-------- Supplied entries --------
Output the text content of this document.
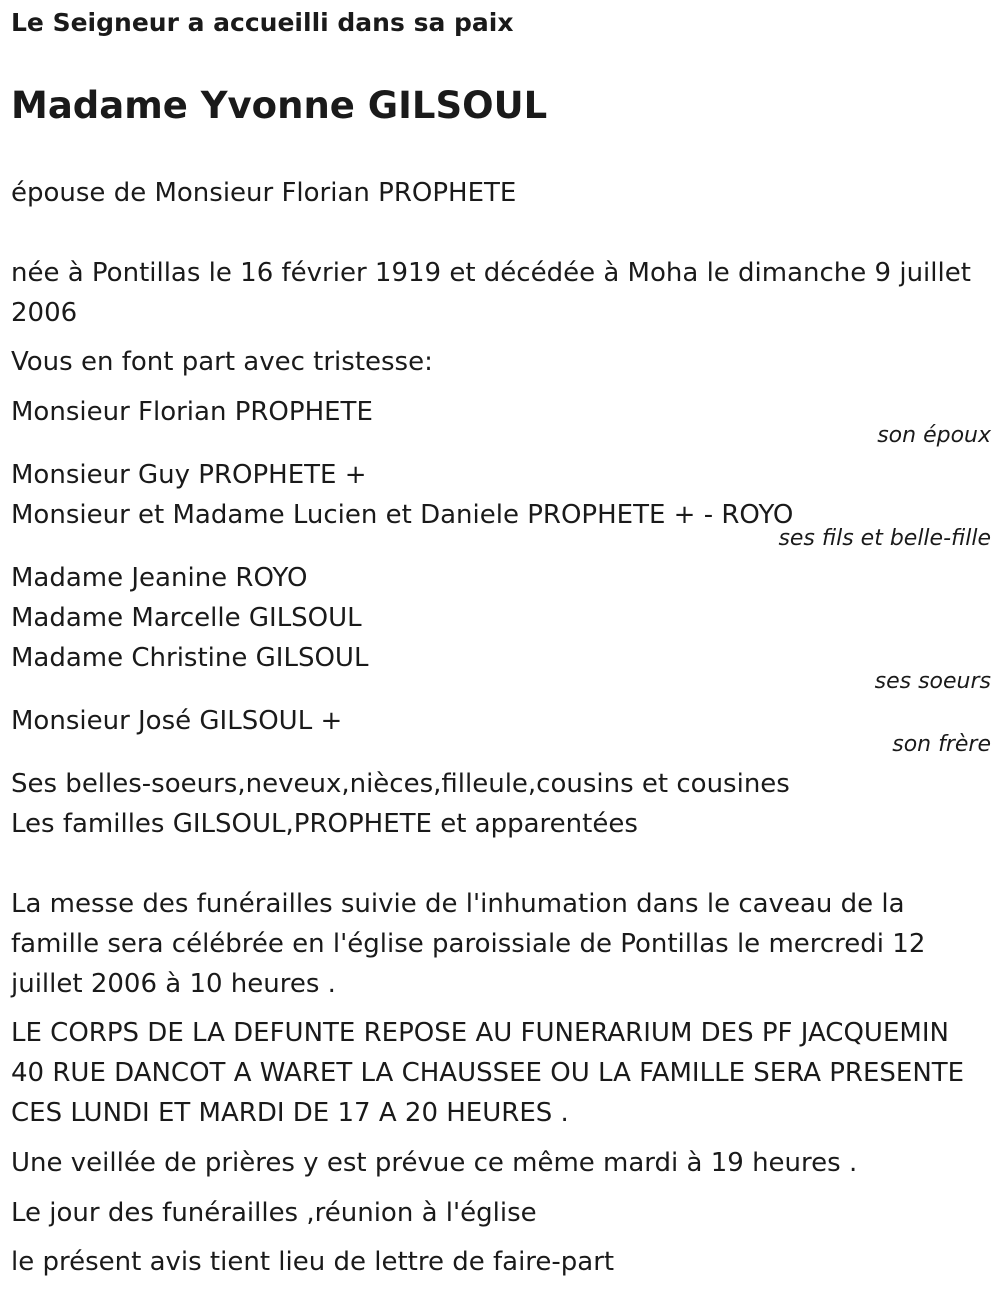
Le Seigneur a accueilli dans sa paix
Madame Yvonne GILSOUL
épouse de Monsieur Florian PROPHETE
née à Pontillas le 16 février 1919 et décédée à Moha le dimanche 9 juillet 2006
Vous en font part avec tristesse:
Monsieur Florian PROPHETE
son époux
Monsieur Guy PROPHETE +
Monsieur et Madame Lucien et Daniele PROPHETE + - ROYO
ses fils et belle-fille
Madame Jeanine ROYO
Madame Marcelle GILSOUL
Madame Christine GILSOUL
ses soeurs
Monsieur José GILSOUL +
son frère
Ses belles-soeurs,neveux,nièces,filleule,cousins et cousines
Les familles GILSOUL,PROPHETE et apparentées
La messe des funérailles suivie de l'inhumation dans le caveau de la famille sera célébrée en l'église paroissiale de Pontillas le mercredi 12 juillet 2006 à 10 heures .
LE CORPS DE LA DEFUNTE REPOSE AU FUNERARIUM DES PF JACQUEMIN 40 RUE DANCOT A WARET LA CHAUSSEE OU LA FAMILLE SERA PRESENTE CES LUNDI ET MARDI DE 17 A 20 HEURES .
Une veillée de prières y est prévue ce même mardi à 19 heures .
Le jour des funérailles ,réunion à l'église
le présent avis tient lieu de lettre de faire-part
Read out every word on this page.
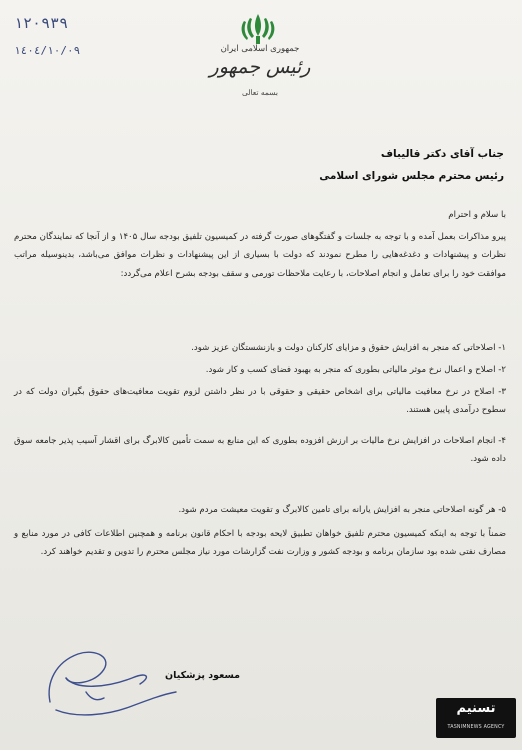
١٢٠٩٣٩
١٤٠٤/١٠/٠٩	جمهوری اسلامی ایران
رئیس جمهور
بسمه تعالی
جناب آقای دکتر قالیباف
رئیس محترم مجلس شورای اسلامی
با سلام و احترام
پیرو مذاکرات بعمل آمده و با توجه به جلسات و گفتگوهای صورت گرفته در کمیسیون تلفیق بودجه سال ۱۴۰۵ و از آنجا که نمایندگان محترم نظرات و پیشنهادات و دغدغه‌هایی را مطرح نمودند که دولت با بسیاری از این پیشنهادات و نظرات موافق می‌باشد، بدینوسیله مراتب موافقت خود را برای تعامل و انجام اصلاحات، با رعایت ملاحظات تورمی و سقف بودجه بشرح اعلام می‌گردد:
۱- اصلاحاتی که منجر به افزایش حقوق و مزایای کارکنان دولت و بازنشستگان عزیز شود.
۲- اصلاح و اعمال نرخ موثر مالیاتی بطوری که منجر به بهبود فضای کسب و کار شود.
۳- اصلاح در نرخ معافیت مالیاتی برای اشخاص حقیقی و حقوقی با در نظر داشتن لزوم تقویت معافیت‌های حقوق بگیران دولت که در سطوح درآمدی پایین هستند.
۴- انجام اصلاحات در افزایش نرخ مالیات بر ارزش افزوده بطوری که این منابع به سمت تأمین کالابرگ برای اقشار آسیب پذیر جامعه سوق داده شود.
۵- هر گونه اصلاحاتی منجر به افزایش یارانه برای تامین کالابرگ و تقویت معیشت مردم شود.
ضمناً با توجه به اینکه کمیسیون محترم تلفیق خواهان تطبیق لایحه بودجه با احکام قانون برنامه و همچنین اطلاعات کافی در مورد منابع و مصارف نفتی شده بود سازمان برنامه و بودجه کشور و وزارت نفت گزارشات مورد نیاز مجلس محترم را تدوین و تقدیم خواهند کرد.
مسعود پزشکیان
تسنیم
TASNIMNEWS AGENCY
--------
### Challenge
Transcribe the full listing above exactly as it stands, minus the pictures.

### Exercise answer
Output the text content of this document.
Le Seigneur a accueilli dans sa paix
Madame Yvonne GILSOUL
épouse de Monsieur Florian PROPHETE
née à Pontillas le 16 février 1919 et décédée à Moha le dimanche 9 juillet 2006
Vous en font part avec tristesse:
Monsieur Florian PROPHETE
son époux
Monsieur Guy PROPHETE +
Monsieur et Madame Lucien et Daniele PROPHETE + - ROYO
ses fils et belle-fille
Madame Jeanine ROYO
Madame Marcelle GILSOUL
Madame Christine GILSOUL
ses soeurs
Monsieur José GILSOUL +
son frère
Ses belles-soeurs,neveux,nièces,filleule,cousins et cousines
Les familles GILSOUL,PROPHETE et apparentées
La messe des funérailles suivie de l'inhumation dans le caveau de la famille sera célébrée en l'église paroissiale de Pontillas le mercredi 12 juillet 2006 à 10 heures .
LE CORPS DE LA DEFUNTE REPOSE AU FUNERARIUM DES PF JACQUEMIN 40 RUE DANCOT A WARET LA CHAUSSEE OU LA FAMILLE SERA PRESENTE CES LUNDI ET MARDI DE 17 A 20 HEURES .
Une veillée de prières y est prévue ce même mardi à 19 heures .
Le jour des funérailles ,réunion à l'église
le présent avis tient lieu de lettre de faire-part
Read out every word on this page.
١٢٠٩٣٩
١٤٠٤/١٠/٠٩	جمهوری اسلامی ایران
رئیس جمهور
بسمه تعالی
جناب آقای دکتر قالیباف
رئیس محترم مجلس شورای اسلامی
با سلام و احترام
پیرو مذاکرات بعمل آمده و با توجه به جلسات و گفتگوهای صورت گرفته در کمیسیون تلفیق بودجه سال ۱۴۰۵ و از آنجا که نمایندگان محترم نظرات و پیشنهادات و دغدغه‌هایی را مطرح نمودند که دولت با بسیاری از این پیشنهادات و نظرات موافق می‌باشد، بدینوسیله مراتب موافقت خود را برای تعامل و انجام اصلاحات، با رعایت ملاحظات تورمی و سقف بودجه بشرح اعلام می‌گردد:
۱- اصلاحاتی که منجر به افزایش حقوق و مزایای کارکنان دولت و بازنشستگان عزیز شود.
۲- اصلاح و اعمال نرخ موثر مالیاتی بطوری که منجر به بهبود فضای کسب و کار شود.
۳- اصلاح در نرخ معافیت مالیاتی برای اشخاص حقیقی و حقوقی با در نظر داشتن لزوم تقویت معافیت‌های حقوق بگیران دولت که در سطوح درآمدی پایین هستند.
۴- انجام اصلاحات در افزایش نرخ مالیات بر ارزش افزوده بطوری که این منابع به سمت تأمین کالابرگ برای اقشار آسیب پذیر جامعه سوق داده شود.
۵- هر گونه اصلاحاتی منجر به افزایش یارانه برای تامین کالابرگ و تقویت معیشت مردم شود.
ضمناً با توجه به اینکه کمیسیون محترم تلفیق خواهان تطبیق لایحه بودجه با احکام قانون برنامه و همچنین اطلاعات کافی در مورد منابع و مصارف نفتی شده بود سازمان برنامه و بودجه کشور و وزارت نفت گزارشات مورد نیاز مجلس محترم را تدوین و تقدیم خواهند کرد.
مسعود پزشکیان
تسنیم
TASNIMNEWS AGENCY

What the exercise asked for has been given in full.